» Fuente:
Hasta entonces, la Sunna era un término vago que aludía de modo general a las costumbres del Profeta, más bien a su “estilo”, pero pocas veces estaba respaldada por textos concretos, sino por costumbres consideradas las seguidas por el fundador del Islam. Con el Imam ash-Shâfi‘i ya encontramos un interés creciente por los Hadices, considerados textos claros que empezaban a narrar actuaciones concretas del Profeta, pero aún no había una crítica suficiente que despejara ese material de dudas sobre su autenticidad. Ash-Shâfi‘i será el primero en subrayar la importancia de ese material y comenzó a definir una ciencia para su crítica que no tardó en desarrollarse y ampliarse. Pero ya con Ahmad ibn Hanbal llegamos al final de los procesos de recensión, análisis y maduración, coincidiendo prácticamente en el tiempo los grandes muhaddizin como al-Bujari, Muslim, y las demás autoridades en la materia. Ahmad mismo sería el autor de una recopilación de Hadices debidamente autentificados que serviría de material para la elaboración de su derecho. Este progresivo paso al primer plano de los hadices implicaba el retroceso de las deducciones basadas en la analogía y la opinión personal de las autoridades como criterios a la hora de convencer a los musulmanes de la legitimidad de las prácticas, ya fueran de carácter espiritual o social.

» Filas de datos:
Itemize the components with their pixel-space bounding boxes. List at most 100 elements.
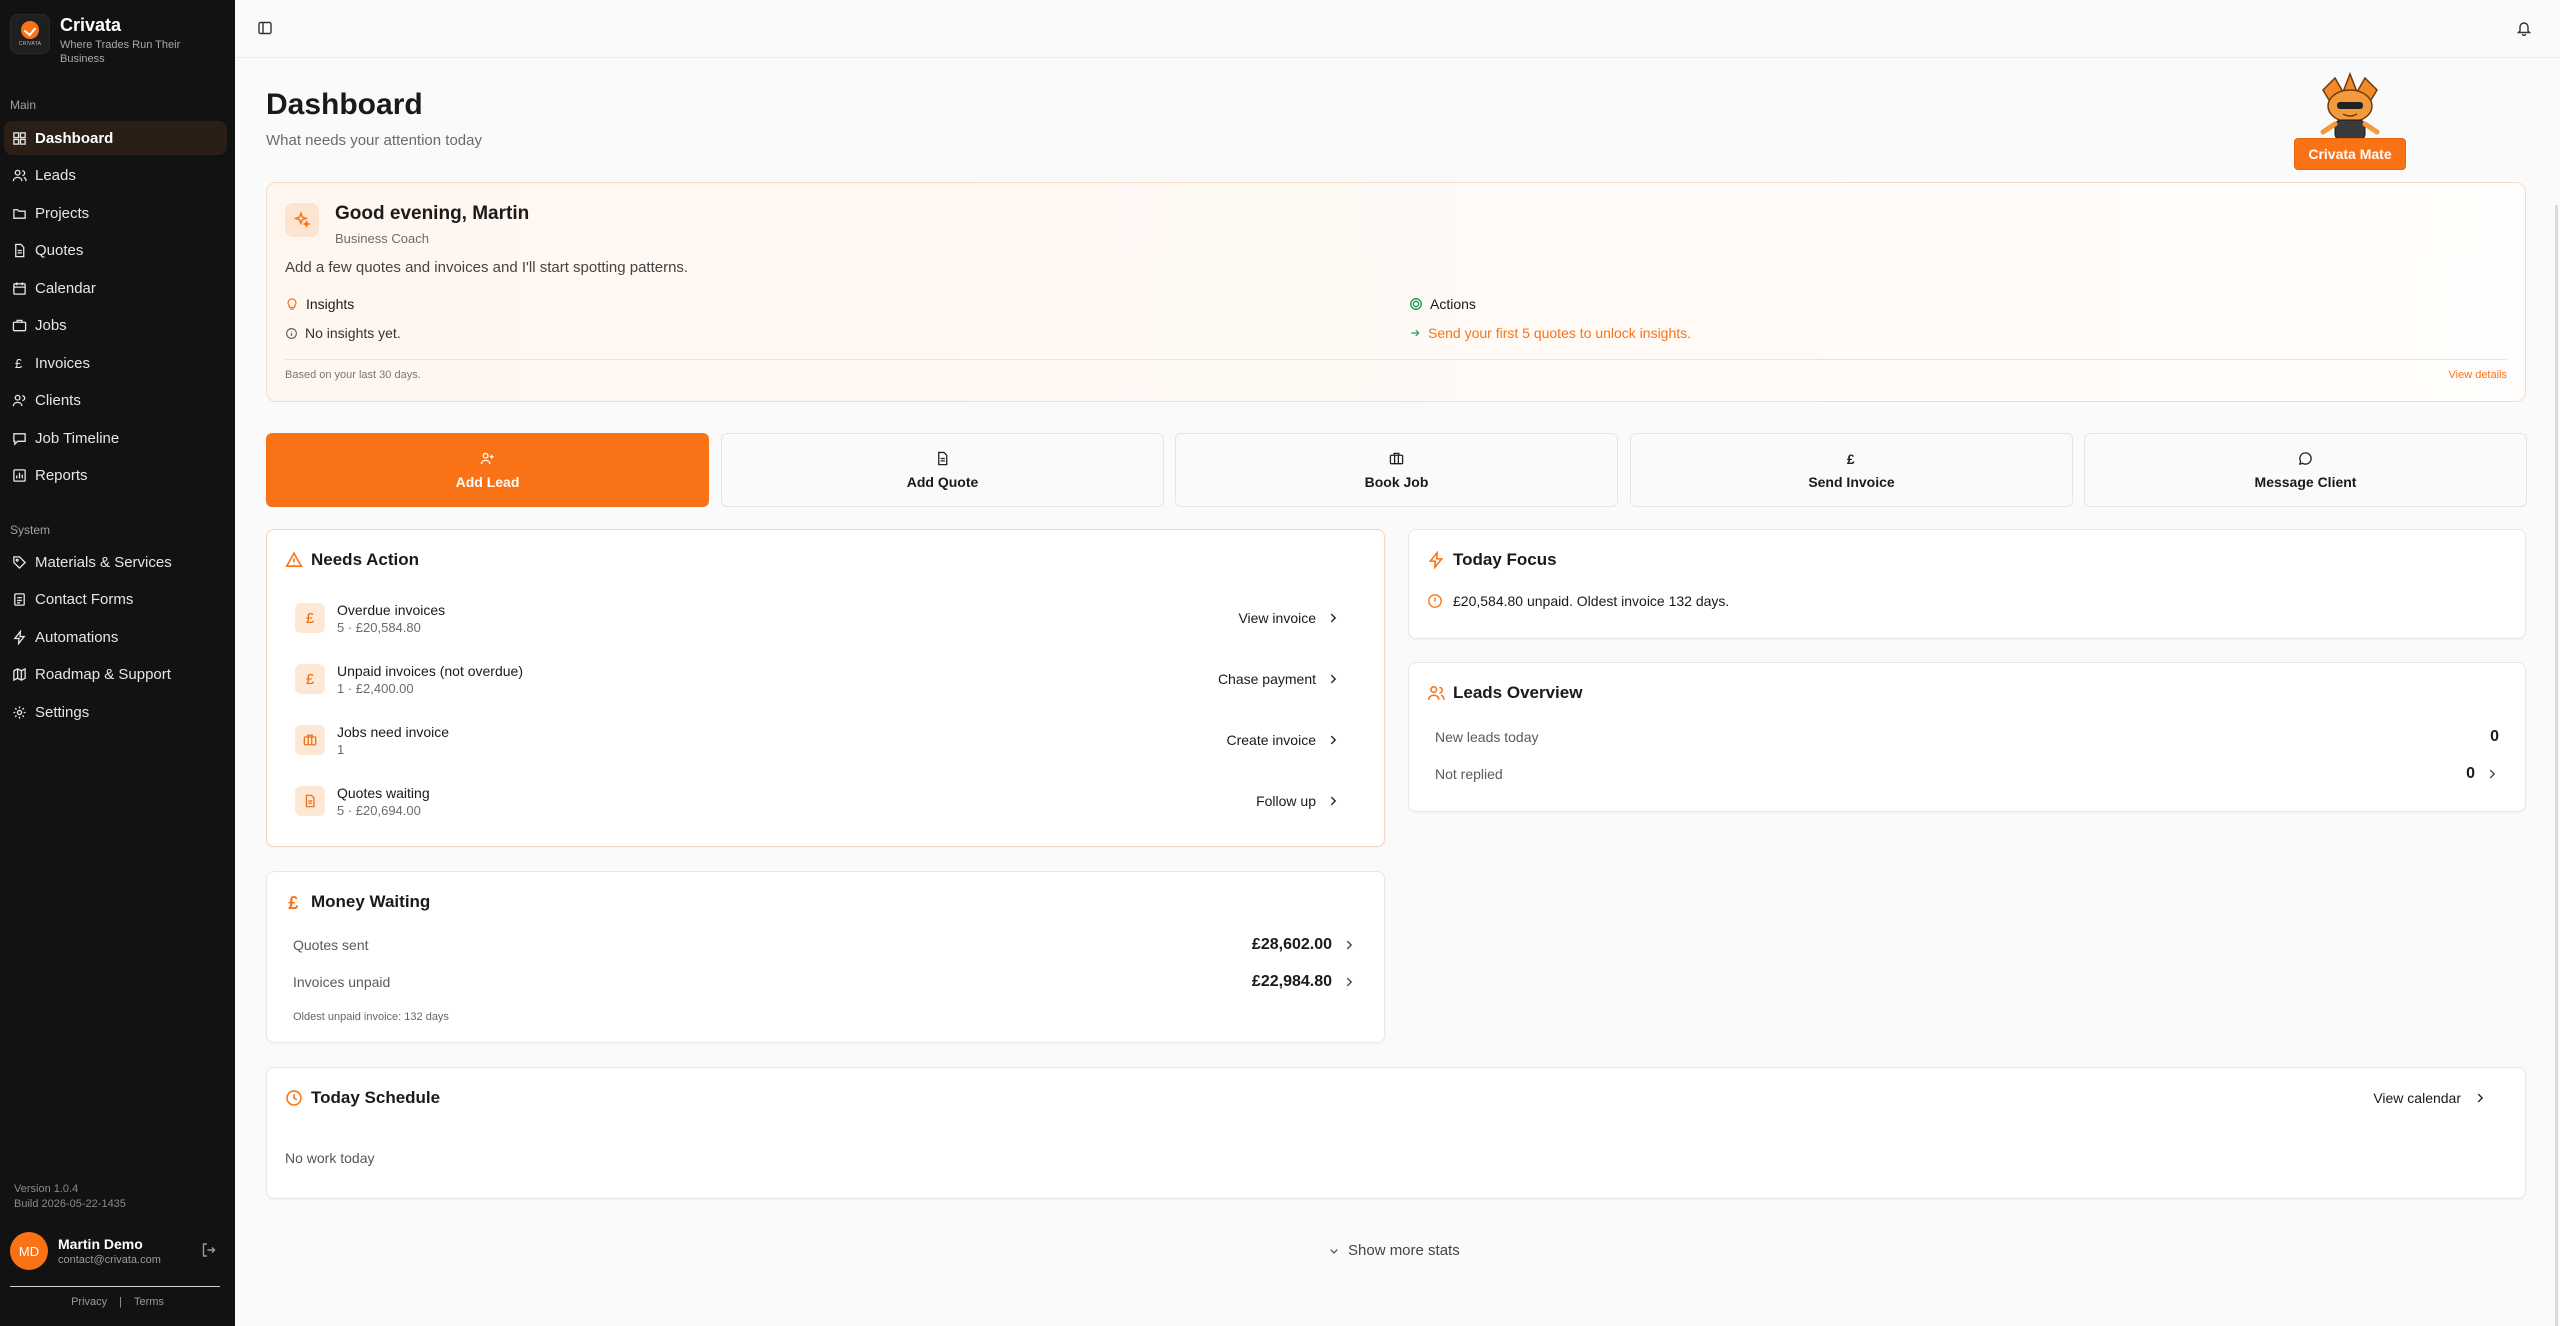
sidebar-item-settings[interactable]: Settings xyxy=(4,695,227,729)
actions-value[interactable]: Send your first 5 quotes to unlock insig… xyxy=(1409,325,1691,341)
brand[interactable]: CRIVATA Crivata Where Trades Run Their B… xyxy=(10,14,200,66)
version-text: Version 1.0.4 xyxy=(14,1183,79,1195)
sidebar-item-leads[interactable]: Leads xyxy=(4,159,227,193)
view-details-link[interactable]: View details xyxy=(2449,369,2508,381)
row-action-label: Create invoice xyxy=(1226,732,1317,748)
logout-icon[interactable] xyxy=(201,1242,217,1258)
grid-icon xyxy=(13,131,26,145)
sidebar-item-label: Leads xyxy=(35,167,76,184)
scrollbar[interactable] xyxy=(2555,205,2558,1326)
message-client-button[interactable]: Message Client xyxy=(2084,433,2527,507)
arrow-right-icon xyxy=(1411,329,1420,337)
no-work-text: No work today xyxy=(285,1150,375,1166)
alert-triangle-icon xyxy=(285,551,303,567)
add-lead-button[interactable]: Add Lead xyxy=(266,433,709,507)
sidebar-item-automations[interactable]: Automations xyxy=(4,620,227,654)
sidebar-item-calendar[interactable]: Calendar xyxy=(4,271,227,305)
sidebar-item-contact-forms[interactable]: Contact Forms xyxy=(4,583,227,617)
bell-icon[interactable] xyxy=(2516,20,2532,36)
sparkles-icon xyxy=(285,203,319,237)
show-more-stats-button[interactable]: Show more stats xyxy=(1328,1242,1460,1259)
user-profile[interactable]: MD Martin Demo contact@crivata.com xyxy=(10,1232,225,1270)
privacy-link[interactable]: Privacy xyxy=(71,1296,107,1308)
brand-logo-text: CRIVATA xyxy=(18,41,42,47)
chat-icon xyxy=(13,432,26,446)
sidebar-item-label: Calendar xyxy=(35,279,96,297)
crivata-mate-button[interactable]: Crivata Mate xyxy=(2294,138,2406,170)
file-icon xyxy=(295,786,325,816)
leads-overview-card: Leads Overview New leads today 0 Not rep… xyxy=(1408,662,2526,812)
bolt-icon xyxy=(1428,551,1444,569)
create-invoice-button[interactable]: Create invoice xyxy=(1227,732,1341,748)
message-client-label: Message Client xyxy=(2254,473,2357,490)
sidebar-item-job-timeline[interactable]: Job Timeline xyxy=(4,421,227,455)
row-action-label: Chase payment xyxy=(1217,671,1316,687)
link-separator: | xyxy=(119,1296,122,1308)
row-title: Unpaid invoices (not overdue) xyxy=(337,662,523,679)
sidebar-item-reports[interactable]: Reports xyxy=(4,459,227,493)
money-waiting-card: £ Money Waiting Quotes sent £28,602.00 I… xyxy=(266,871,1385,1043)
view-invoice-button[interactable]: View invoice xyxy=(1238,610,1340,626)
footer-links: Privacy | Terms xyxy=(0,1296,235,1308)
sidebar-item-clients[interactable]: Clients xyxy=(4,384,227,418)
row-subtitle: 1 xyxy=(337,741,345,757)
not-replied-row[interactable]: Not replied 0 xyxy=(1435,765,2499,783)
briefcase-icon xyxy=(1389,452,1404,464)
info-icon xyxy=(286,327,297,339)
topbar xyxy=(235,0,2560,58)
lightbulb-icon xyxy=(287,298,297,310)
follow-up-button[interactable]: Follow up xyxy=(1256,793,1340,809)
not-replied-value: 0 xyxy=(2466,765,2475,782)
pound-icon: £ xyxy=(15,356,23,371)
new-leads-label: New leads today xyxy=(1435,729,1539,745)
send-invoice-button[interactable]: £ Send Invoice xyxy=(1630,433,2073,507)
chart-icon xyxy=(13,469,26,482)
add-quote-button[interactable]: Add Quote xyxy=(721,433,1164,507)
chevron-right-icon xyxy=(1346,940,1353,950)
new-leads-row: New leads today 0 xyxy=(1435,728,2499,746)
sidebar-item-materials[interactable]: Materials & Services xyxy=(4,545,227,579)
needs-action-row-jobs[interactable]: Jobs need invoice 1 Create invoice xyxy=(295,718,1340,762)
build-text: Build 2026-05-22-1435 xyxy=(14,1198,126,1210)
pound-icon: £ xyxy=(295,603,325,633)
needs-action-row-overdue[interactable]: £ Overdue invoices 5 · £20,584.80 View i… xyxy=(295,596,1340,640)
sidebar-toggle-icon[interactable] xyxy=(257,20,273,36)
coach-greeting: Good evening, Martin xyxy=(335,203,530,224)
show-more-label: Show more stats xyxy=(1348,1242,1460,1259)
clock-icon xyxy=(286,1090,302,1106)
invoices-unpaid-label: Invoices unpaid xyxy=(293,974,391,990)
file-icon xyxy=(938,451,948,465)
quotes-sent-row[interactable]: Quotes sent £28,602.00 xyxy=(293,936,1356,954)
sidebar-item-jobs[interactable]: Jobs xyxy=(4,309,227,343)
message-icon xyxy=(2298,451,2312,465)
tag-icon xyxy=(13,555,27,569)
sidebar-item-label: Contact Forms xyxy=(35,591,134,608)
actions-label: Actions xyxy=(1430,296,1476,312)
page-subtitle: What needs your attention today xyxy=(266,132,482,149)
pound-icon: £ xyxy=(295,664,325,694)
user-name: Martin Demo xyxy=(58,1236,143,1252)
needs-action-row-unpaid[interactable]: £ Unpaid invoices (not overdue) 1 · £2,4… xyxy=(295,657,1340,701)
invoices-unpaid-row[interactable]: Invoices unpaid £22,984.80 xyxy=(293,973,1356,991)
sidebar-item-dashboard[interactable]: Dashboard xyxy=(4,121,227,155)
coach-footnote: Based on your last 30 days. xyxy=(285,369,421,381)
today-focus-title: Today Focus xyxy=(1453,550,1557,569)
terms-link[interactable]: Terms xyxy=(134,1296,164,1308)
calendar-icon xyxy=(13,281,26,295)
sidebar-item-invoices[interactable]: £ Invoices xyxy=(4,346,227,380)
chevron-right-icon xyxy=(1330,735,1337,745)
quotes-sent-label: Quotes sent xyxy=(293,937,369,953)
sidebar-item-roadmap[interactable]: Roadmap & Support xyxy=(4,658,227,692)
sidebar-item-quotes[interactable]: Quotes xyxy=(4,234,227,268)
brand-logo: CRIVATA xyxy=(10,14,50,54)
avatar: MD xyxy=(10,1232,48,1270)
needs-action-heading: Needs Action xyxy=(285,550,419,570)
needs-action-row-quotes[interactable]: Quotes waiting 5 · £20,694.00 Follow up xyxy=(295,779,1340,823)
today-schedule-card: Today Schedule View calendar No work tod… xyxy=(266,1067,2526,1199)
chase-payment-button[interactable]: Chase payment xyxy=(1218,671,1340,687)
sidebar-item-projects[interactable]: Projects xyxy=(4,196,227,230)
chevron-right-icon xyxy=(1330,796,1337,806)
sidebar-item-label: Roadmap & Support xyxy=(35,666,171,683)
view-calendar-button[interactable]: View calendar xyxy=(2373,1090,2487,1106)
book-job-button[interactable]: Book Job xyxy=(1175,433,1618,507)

» Tareas:
1 > Indica si cada afirmación concuerda con el texto sobre la Sunna y los Hadices: (a) ash-Shâfi‘i fue el primero en subrayar la importancia de los Hadices; (b) en tiempos de ash-Shâfi‘i ya existía una crítica suficiente para despejar las dudas sobre la autenticidad de los Hadices; (c) el paso de los Hadices al primer plano reforzó el peso de la analogía y la opinión personal. Responde sí o no y cita las palabras del texto que lo deciden.
2 > Según el texto sobre la Sunna y los Hadices, ¿de qué obra fue autor Ahmad ibn Hanbal?
3 > Continúa el texto sobre la Sunna y los Hadices a partir de su última oración.

» Respuestas:
1 >
(a) Sí: "Ash-Shâfi‘i será el primero en subrayar la importancia de ese material".
(b) No: "pero aún no había una crítica suficiente que despejara ese material de dudas sobre su autenticidad".
(c) No: "implicaba el retroceso de las deducciones basadas en la analogía y la opinión personal de las autoridades".

2 > De una recopilación de Hadices debidamente autentificados, que serviría de material para la elaboración de su derecho.

3 >
 

         Pero además, también con Ahmad y como refuerzo de la tendencia, se iría imponiendo la necesidad de la interpretación literal, dejando cada vez menor margen para las especulaciones y los desarrollos personales, todo ello en la consideración de que lo único que verdaderamente obliga a un musulmán es lo que hayan dicho Dios o Su Profeta, quienes, por otra parte, han hablado claro. La claridad del mensaje revelado será un argumento constante contra las interpretaciones alegóricas y los alejamientos del sentido inmediato. Estos planteamientos alcanzan su extremo en el zahirismo de Ibn Hazm de Córdoba, que lo expresó en obras de carácter jurídico y en su teoría del lenguaje[3]. El zahirismo -término frecuentemente traducido por literalismo- fue la escuela de derecho a la que se adhirió Ibn ‘Arabi, y bajo su influencia empezó a interesarse por la ciencia del Hadiz; es más, llevó al ámbito de la espiritualidad sufí esos principios y los aplicó con una regularidad y eficacia que dan el tono definitivo al sufismo.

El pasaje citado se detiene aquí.